◆ **Stored data**:
□ □ □ □ □ □ □

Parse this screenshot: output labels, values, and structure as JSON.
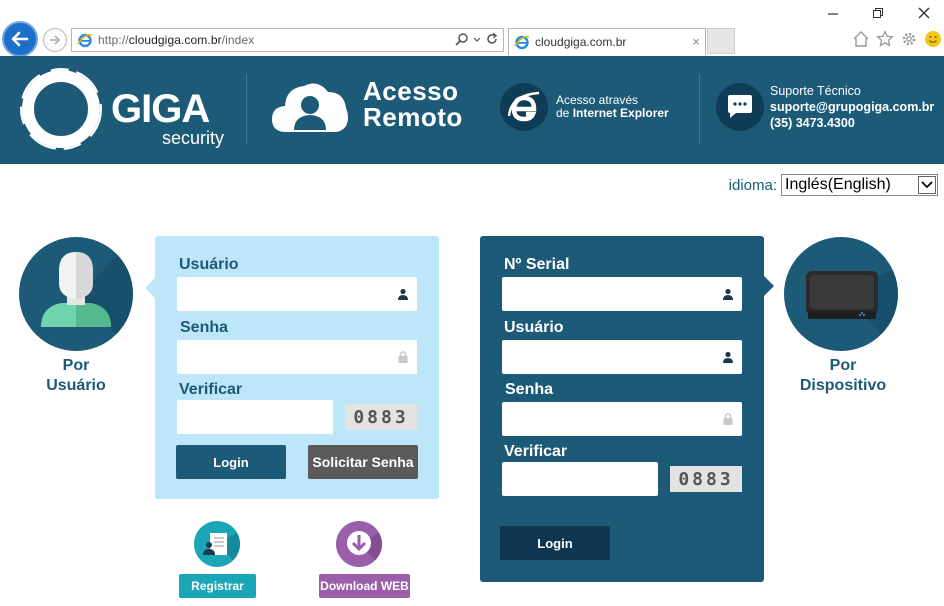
{
  "browser": {
    "url_prefix": "http://",
    "url_host": "cloudgiga.com.br",
    "url_path": "/index",
    "tab_title": "cloudgiga.com.br",
    "tab_close": "×"
  },
  "header": {
    "logo_text": "GIGA",
    "logo_sub": "security",
    "remote_line1": "Acesso",
    "remote_line2": "Remoto",
    "ie_line1": "Acesso através",
    "ie_line2_prefix": "de ",
    "ie_line2_bold": "Internet Explorer",
    "support_title": "Suporte Técnico",
    "support_email": "suporte@grupogiga.com.br",
    "support_phone": "(35) 3473.4300"
  },
  "language": {
    "label": "idioma:",
    "selected": "Inglés(English)"
  },
  "user_side": {
    "label_line1": "Por",
    "label_line2": "Usuário",
    "form": {
      "user_label": "Usuário",
      "password_label": "Senha",
      "verify_label": "Verificar",
      "captcha": "0883",
      "login_label": "Login",
      "request_label": "Solicitar Senha"
    }
  },
  "device_side": {
    "label_line1": "Por",
    "label_line2": "Dispositivo",
    "form": {
      "serial_label": "Nº Serial",
      "user_label": "Usuário",
      "password_label": "Senha",
      "verify_label": "Verificar",
      "captcha": "0883",
      "login_label": "Login"
    }
  },
  "actions": {
    "register_label": "Registrar",
    "download_label": "Download WEB"
  },
  "colors": {
    "brand_dark": "#1c5a78",
    "panel_light": "#bde6f9",
    "register_teal": "#1aa6b7",
    "download_purple": "#9b5ea8"
  }
}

□ □ □ □ □ □ □

◆ **Exercise requirements**: Exclude the images, then output the data above word for word.

◆ **Result of this exercise**:
Parse this screenshot: output labels, values, and structure as JSON.
{
  "browser": {
    "url_prefix": "http://",
    "url_host": "cloudgiga.com.br",
    "url_path": "/index",
    "tab_title": "cloudgiga.com.br",
    "tab_close": "×"
  },
  "header": {
    "logo_text": "GIGA",
    "logo_sub": "security",
    "remote_line1": "Acesso",
    "remote_line2": "Remoto",
    "ie_line1": "Acesso através",
    "ie_line2_prefix": "de ",
    "ie_line2_bold": "Internet Explorer",
    "support_title": "Suporte Técnico",
    "support_email": "suporte@grupogiga.com.br",
    "support_phone": "(35) 3473.4300"
  },
  "language": {
    "label": "idioma:",
    "selected": "Inglés(English)"
  },
  "user_side": {
    "label_line1": "Por",
    "label_line2": "Usuário",
    "form": {
      "user_label": "Usuário",
      "password_label": "Senha",
      "verify_label": "Verificar",
      "captcha": "0883",
      "login_label": "Login",
      "request_label": "Solicitar Senha"
    }
  },
  "device_side": {
    "label_line1": "Por",
    "label_line2": "Dispositivo",
    "form": {
      "serial_label": "Nº Serial",
      "user_label": "Usuário",
      "password_label": "Senha",
      "verify_label": "Verificar",
      "captcha": "0883",
      "login_label": "Login"
    }
  },
  "actions": {
    "register_label": "Registrar",
    "download_label": "Download WEB"
  },
  "colors": {
    "brand_dark": "#1c5a78",
    "panel_light": "#bde6f9",
    "register_teal": "#1aa6b7",
    "download_purple": "#9b5ea8"
  }
}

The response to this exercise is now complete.